What to produce:
Update everything from the line containing "emblem-change-modal: エンブレム変更 ✕" down to the line containing "selected-emblem-preview: EXTRA CHAMPIONSHIP", replacing "emblem-caption" with "emblem-subtitle" and leaving the rest unchanged.
• • • • •
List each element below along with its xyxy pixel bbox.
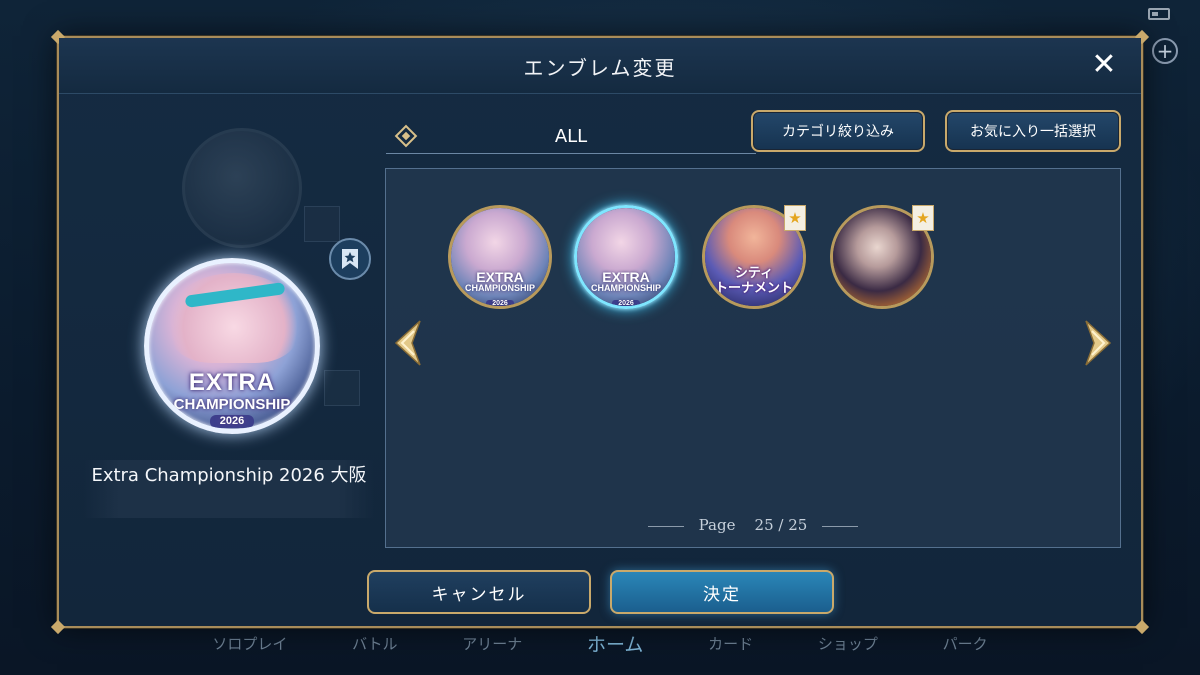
emblem-change-modal: エンブレム変更 ✕ EXTRA CHAMPIONSHIP 2026 Extra … (50, 29, 1150, 635)
nav-card: カード (708, 634, 754, 653)
plus-icon: + (1152, 38, 1178, 64)
wrench-icon (304, 206, 340, 242)
page-label: Page (698, 516, 736, 534)
emblem-preview-panel: EXTRA CHAMPIONSHIP 2026 Extra Championsh… (74, 108, 394, 538)
nav-park: パーク (942, 634, 988, 653)
wrench-icon (324, 370, 360, 406)
emblem-caption: EXTRA CHAMPIONSHIP 2026 (464, 269, 535, 307)
category-selector[interactable]: ALL (386, 120, 756, 154)
cancel-button[interactable]: キャンセル (367, 570, 591, 614)
nav-solo: ソロプレイ (212, 634, 288, 653)
emblem-name-label: Extra Championship 2026 大阪 (84, 460, 374, 518)
modal-title: エンブレム変更 (523, 56, 677, 80)
current-page: 25 (754, 516, 774, 534)
emblem-caption: EXTRA CHAMPIONSHIP 2026 (590, 269, 661, 307)
nav-home: ホーム (587, 633, 644, 656)
emblem-grid: EXTRA CHAMPIONSHIP 2026 EXTRA CHAMPIONSH… (385, 168, 1121, 548)
nav-battle: バトル (352, 634, 398, 653)
emblem-caption: EXTRA CHAMPIONSHIP 2026 (173, 369, 291, 428)
emblem-item-selected[interactable]: EXTRA CHAMPIONSHIP 2026 (574, 205, 678, 309)
pagination: Page 25 / 25 (385, 516, 1121, 534)
emblem-item[interactable]: EXTRA CHAMPIONSHIP 2026 (448, 205, 552, 309)
favorite-star-icon: ★ (912, 205, 934, 231)
bookmark-star-icon (342, 249, 358, 269)
background-nav: ソロプレイ バトル アリーナ ホーム カード ショップ パーク (180, 628, 1020, 658)
emblem-caption: シティ トーナメント (714, 266, 793, 296)
bulk-favorite-button[interactable]: お気に入り一括選択 (945, 110, 1121, 152)
favorite-star-icon: ★ (784, 205, 806, 231)
category-label: ALL (554, 126, 588, 147)
page-separator: / (778, 516, 784, 534)
next-page-arrow-icon[interactable] (1080, 317, 1116, 369)
nav-shop: ショップ (817, 634, 878, 653)
nav-arena: アリーナ (462, 634, 523, 653)
category-filter-button[interactable]: カテゴリ絞り込み (751, 110, 925, 152)
selected-emblem-preview: EXTRA CHAMPIONSHIP 2026 (144, 258, 320, 434)
prev-page-arrow-icon[interactable] (390, 317, 426, 369)
battery-icon (1148, 8, 1170, 20)
total-pages: 25 (788, 516, 808, 534)
close-icon[interactable]: ✕ (1089, 50, 1119, 80)
confirm-button[interactable]: 決定 (610, 570, 834, 614)
favorite-toggle-button[interactable] (329, 238, 371, 280)
modal-header: エンブレム変更 ✕ (59, 38, 1141, 94)
background-emblem-ghost (182, 128, 302, 248)
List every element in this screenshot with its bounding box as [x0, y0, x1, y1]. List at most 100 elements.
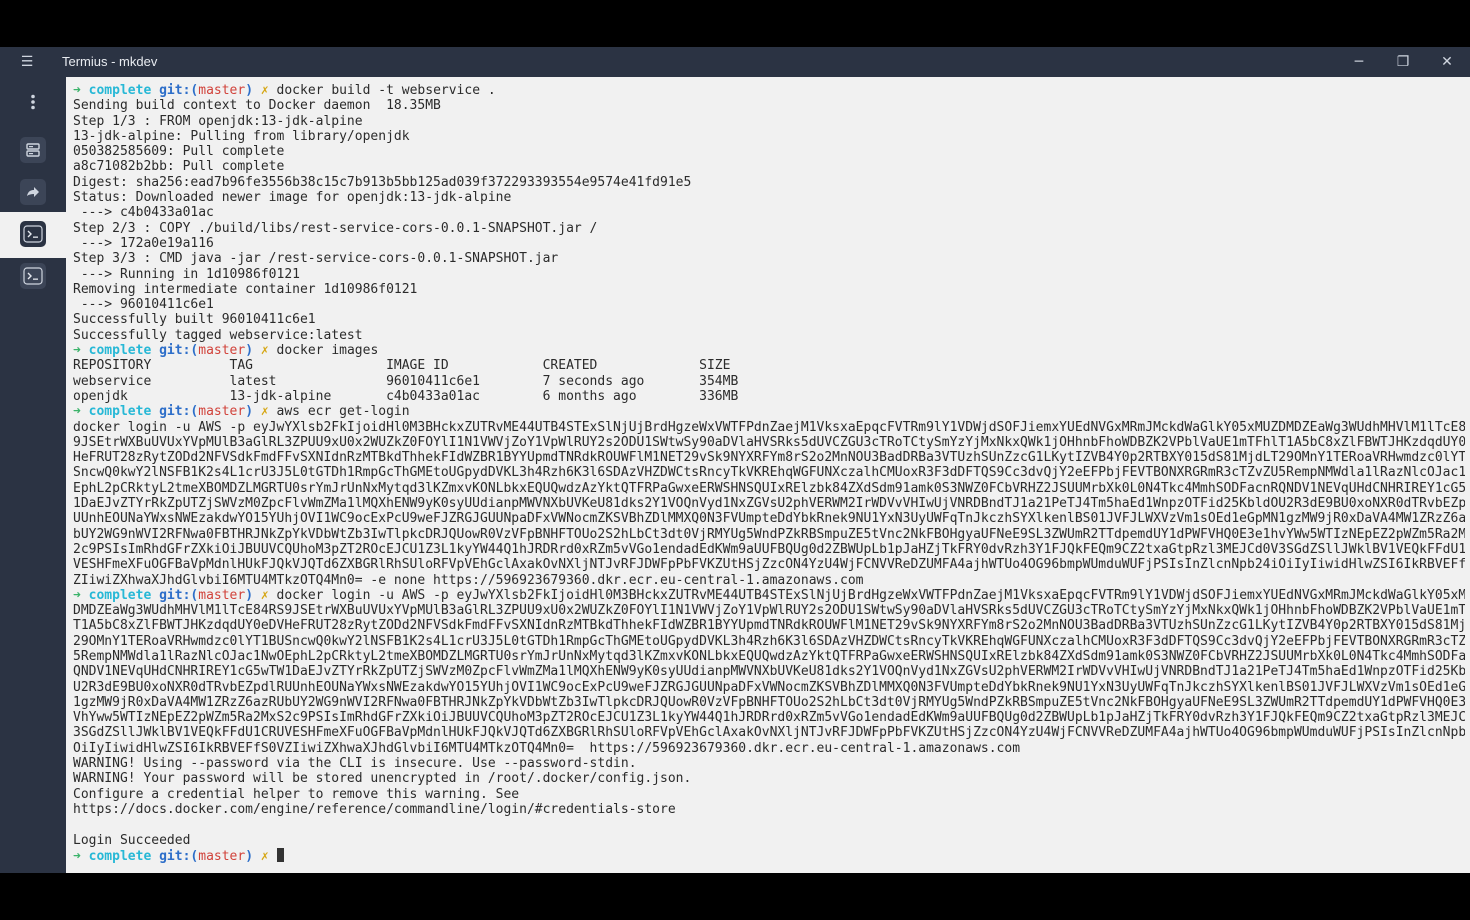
prompt-branch: master: [198, 848, 246, 864]
prompt-git-label: git:: [159, 83, 191, 98]
output-line: QNDV1NEVqUHdCNHRIREY1cG5wTW1DaEJvZTYrRkZ…: [73, 664, 1465, 679]
prompt-line: ➜ complete git:(master) ✗ aws ecr get-lo…: [73, 404, 1465, 419]
line-text: OiIyIiwidHlwZSI6IkRBVEFfS0VZIiwiZXhwaXJh…: [73, 740, 1021, 756]
line-text: EphL2pCRktyL2tmeXBOMDZLMGRTU0srYmJrUnNxM…: [73, 480, 1465, 496]
output-line: U2R3dE9BU0xoNXR0dTRvbEZpdlRUUnhEOUNaYWxs…: [73, 680, 1465, 695]
line-text: WARNING! Your password will be stored un…: [73, 771, 692, 787]
line-text: U2R3dE9BU0xoNXR0dTRvbEZpdlRUUnhEOUNaYWxs…: [73, 679, 1465, 695]
prompt-branch: master: [198, 404, 246, 420]
line-text: Step 1/3 : FROM openjdk:13-jdk-alpine: [73, 113, 363, 129]
prompt-line: ➜ complete git:(master) ✗ docker images: [73, 343, 1465, 358]
line-text: Sending build context to Docker daemon 1…: [73, 98, 441, 114]
title-bar: ☰ Termius - mkdev ─ ❐ ✕: [0, 47, 1470, 77]
line-text: WARNING! Using --password via the CLI is…: [73, 756, 637, 772]
minimize-button[interactable]: ─: [1337, 47, 1381, 77]
line-text: docker login -u AWS -p eyJwYXlsb2FkIjoid…: [73, 419, 1465, 435]
output-line: SncwQ0kwY2lNSFB1K2s4L1crU3J5L0tGTDh1RmpG…: [73, 465, 1465, 480]
output-line: webservice latest 96010411c6e1 7 seconds…: [73, 374, 1465, 389]
output-line: 1DaEJvZTYrRkZpUTZjSWVzM0ZpcFlvWmZMa1lMQX…: [73, 496, 1465, 511]
line-text: 1DaEJvZTYrRkZpUTZjSWVzM0ZpcFlvWmZMa1lMQX…: [73, 496, 1465, 512]
prompt-directory: complete: [88, 587, 160, 603]
line-text: https://docs.docker.com/engine/reference…: [73, 801, 676, 817]
line-text: webservice latest 96010411c6e1 7 seconds…: [73, 373, 739, 389]
line-text: 9JSEtrWXBuUVUxYVpMUlB3aGlRL3ZPUU9xU0x2WU…: [73, 434, 1465, 450]
prompt-arrow: ➜: [73, 404, 89, 420]
terminal-tab-2[interactable]: [20, 263, 46, 289]
output-line: Step 2/3 : COPY ./build/libs/rest-servic…: [73, 221, 1465, 236]
output-line: VhYww5WTIzNEpEZ2pWZm5Ra2MxS2c9PSIsImRhdG…: [73, 710, 1465, 725]
line-text: docker images: [276, 343, 379, 359]
output-line: ---> Running in 1d10986f0121: [73, 267, 1465, 282]
output-line: ---> 172a0e19a116: [73, 236, 1465, 251]
line-text: 29OMnY1TERoaVRHwmdzc0lYT1BUSncwQ0kwY2lNS…: [73, 633, 1465, 649]
output-line: Configure a credential helper to remove …: [73, 787, 1465, 802]
output-line: 5RempNMWdla1lRazNlcOJac1NwOEphL2pCRktyL2…: [73, 649, 1465, 664]
output-line: openjdk 13-jdk-alpine c4b0433a01ac 6 mon…: [73, 389, 1465, 404]
output-line: Removing intermediate container 1d10986f…: [73, 282, 1465, 297]
line-text: Configure a credential helper to remove …: [73, 786, 520, 802]
line-text: SncwQ0kwY2lNSFB1K2s4L1crU3J5L0tGTDh1RmpG…: [73, 465, 1465, 481]
output-line: EphL2pCRktyL2tmeXBOMDZLMGRTU0srYmJrUnNxM…: [73, 481, 1465, 496]
prompt-line: ➜ complete git:(master) ✗: [73, 847, 1465, 864]
maximize-button[interactable]: ❐: [1381, 47, 1425, 77]
vertical-dots-icon: [31, 94, 35, 110]
terminal-tab-1[interactable]: [20, 221, 46, 247]
prompt-directory: complete: [88, 404, 160, 420]
forward-icon: [27, 187, 39, 197]
port-forwarding-button[interactable]: [20, 179, 46, 205]
line-text: QNDV1NEVqUHdCNHRIREY1cG5wTW1DaEJvZTYrRkZ…: [73, 664, 1465, 680]
line-text: 3SGdZSllJWklBV1VEQkFFdU1CRUVESHFmeXFuOGF…: [73, 725, 1465, 741]
output-line: 13-jdk-alpine: Pulling from library/open…: [73, 129, 1465, 144]
close-button[interactable]: ✕: [1425, 47, 1469, 77]
output-line: bUY2WG9nWVI2RFNwa0FBTHRJNkZpYkVDbWtZb3Iw…: [73, 527, 1465, 542]
line-text: docker build -t webservice .: [276, 83, 496, 98]
line-text: Successfully tagged webservice:latest: [73, 327, 363, 343]
line-text: openjdk 13-jdk-alpine c4b0433a01ac 6 mon…: [73, 388, 739, 404]
prompt-dirty-mark: ✗: [260, 83, 277, 98]
output-line: docker login -u AWS -p eyJwYXlsb2FkIjoid…: [73, 420, 1465, 435]
line-text: ZIiwiZXhwaXJhdGlvbiI6MTU4MTkzOTQ4Mn0= -e…: [73, 572, 864, 588]
line-text: Status: Downloaded newer image for openj…: [73, 190, 512, 206]
prompt-directory: complete: [88, 83, 160, 98]
prompt-git-label: git:: [159, 848, 191, 864]
output-line: Step 3/3 : CMD java -jar /rest-service-c…: [73, 251, 1465, 266]
line-text: Login Succeeded: [73, 832, 191, 848]
sidebar: [0, 77, 66, 873]
hosts-button[interactable]: [20, 137, 46, 163]
more-options-button[interactable]: [20, 89, 46, 115]
prompt-directory: complete: [88, 848, 160, 864]
prompt-paren: ): [245, 848, 261, 864]
line-text: bUY2WG9nWVI2RFNwa0FBTHRJNkZpYkVDbWtZb3Iw…: [73, 526, 1465, 542]
line-text: 1gzMW9jR0xDaVA4MW1ZRzZ6azRUbUY2WG9nWVI2R…: [73, 694, 1465, 710]
text-cursor: [276, 847, 284, 862]
app-window: ☰ Termius - mkdev ─ ❐ ✕ ➜ complete git:(…: [0, 47, 1470, 873]
output-line: T1A5bC8xZlFBWTJHKzdqdUY0eDVHeFRUT28zRytZ…: [73, 618, 1465, 633]
output-line: WARNING! Your password will be stored un…: [73, 771, 1465, 786]
terminal-output[interactable]: ➜ complete git:(master) ✗ docker build -…: [66, 77, 1470, 873]
output-line: UUnhEOUNaYWxsNWEzakdwYO15YUhjOVI1WC9ocEx…: [73, 511, 1465, 526]
output-line: Step 1/3 : FROM openjdk:13-jdk-alpine: [73, 114, 1465, 129]
prompt-git-label: git:: [159, 404, 191, 420]
output-line: ZIiwiZXhwaXJhdGlvbiI6MTU4MTkzOTQ4Mn0= -e…: [73, 573, 1465, 588]
prompt-arrow: ➜: [73, 587, 89, 603]
output-line: ---> c4b0433a01ac: [73, 205, 1465, 220]
prompt-line: ➜ complete git:(master) ✗ docker build -…: [73, 83, 1465, 98]
terminal-icon: [23, 267, 43, 285]
line-text: VhYww5WTIzNEpEZ2pWZm5Ra2MxS2c9PSIsImRhdG…: [73, 710, 1465, 726]
output-line: Status: Downloaded newer image for openj…: [73, 190, 1465, 205]
output-line: 2c9PSIsImRhdGFrZXkiOiJBUUVCQUhoM3pZT2ROc…: [73, 542, 1465, 557]
line-text: T1A5bC8xZlFBWTJHKzdqdUY0eDVHeFRUT28zRytZ…: [73, 618, 1465, 634]
line-text: ---> Running in 1d10986f0121: [73, 266, 300, 282]
prompt-branch: master: [198, 343, 246, 359]
output-line: HeFRUT28zRytZODd2NFVSdkFmdFFvSXNIdnRzMTB…: [73, 450, 1465, 465]
prompt-paren: ): [245, 587, 261, 603]
output-line: 050382585609: Pull complete: [73, 144, 1465, 159]
line-text: docker login -u AWS -p eyJwYXlsb2FkIjoid…: [276, 587, 1465, 603]
prompt-branch: master: [198, 83, 246, 98]
hamburger-icon[interactable]: ☰: [18, 53, 36, 71]
output-line: VESHFmeXFuOGFBaVpMdnlHUkFJQkVJQTd6ZXBGRl…: [73, 557, 1465, 572]
line-text: Successfully built 96010411c6e1: [73, 312, 316, 328]
line-text: VESHFmeXFuOGFBaVpMdnlHUkFJQkVJQTd6ZXBGRl…: [73, 557, 1465, 573]
output-line: Sending build context to Docker daemon 1…: [73, 98, 1465, 113]
output-line: OiIyIiwidHlwZSI6IkRBVEFfS0VZIiwiZXhwaXJh…: [73, 741, 1465, 756]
• • • • •
Reply:
emblem-change-modal: エンブレム変更 ✕ EXTRA CHAMPIONSHIP 2026 Extra … (50, 29, 1150, 635)
nav-card: カード (708, 634, 754, 653)
plus-icon: + (1152, 38, 1178, 64)
wrench-icon (304, 206, 340, 242)
page-label: Page (698, 516, 736, 534)
emblem-preview-panel: EXTRA CHAMPIONSHIP 2026 Extra Championsh… (74, 108, 394, 538)
nav-park: パーク (942, 634, 988, 653)
wrench-icon (324, 370, 360, 406)
emblem-subtitle: EXTRA CHAMPIONSHIP 2026 (464, 269, 535, 307)
category-selector[interactable]: ALL (386, 120, 756, 154)
cancel-button[interactable]: キャンセル (367, 570, 591, 614)
nav-solo: ソロプレイ (212, 634, 288, 653)
emblem-name-label: Extra Championship 2026 大阪 (84, 460, 374, 518)
modal-title: エンブレム変更 (523, 56, 677, 80)
current-page: 25 (754, 516, 774, 534)
emblem-subtitle: EXTRA CHAMPIONSHIP 2026 (590, 269, 661, 307)
nav-home: ホーム (587, 633, 644, 656)
emblem-grid: EXTRA CHAMPIONSHIP 2026 EXTRA CHAMPIONSH… (385, 168, 1121, 548)
nav-battle: バトル (352, 634, 398, 653)
emblem-subtitle: EXTRA CHAMPIONSHIP 2026 (173, 369, 291, 428)
emblem-item-selected[interactable]: EXTRA CHAMPIONSHIP 2026 (574, 205, 678, 309)
pagination: Page 25 / 25 (385, 516, 1121, 534)
emblem-item[interactable]: EXTRA CHAMPIONSHIP 2026 (448, 205, 552, 309)
favorite-star-icon: ★ (912, 205, 934, 231)
bookmark-star-icon (342, 249, 358, 269)
background-nav: ソロプレイ バトル アリーナ ホーム カード ショップ パーク (180, 628, 1020, 658)
emblem-subtitle: シティ トーナメント (714, 266, 793, 296)
bulk-favorite-button[interactable]: お気に入り一括選択 (945, 110, 1121, 152)
favorite-star-icon: ★ (784, 205, 806, 231)
category-label: ALL (554, 126, 588, 147)
page-separator: / (778, 516, 784, 534)
next-page-arrow-icon[interactable] (1080, 317, 1116, 369)
nav-shop: ショップ (817, 634, 878, 653)
nav-arena: アリーナ (462, 634, 523, 653)
category-filter-button[interactable]: カテゴリ絞り込み (751, 110, 925, 152)
selected-emblem-preview: EXTRA CHAMPIONSHIP 2026 (144, 258, 320, 434)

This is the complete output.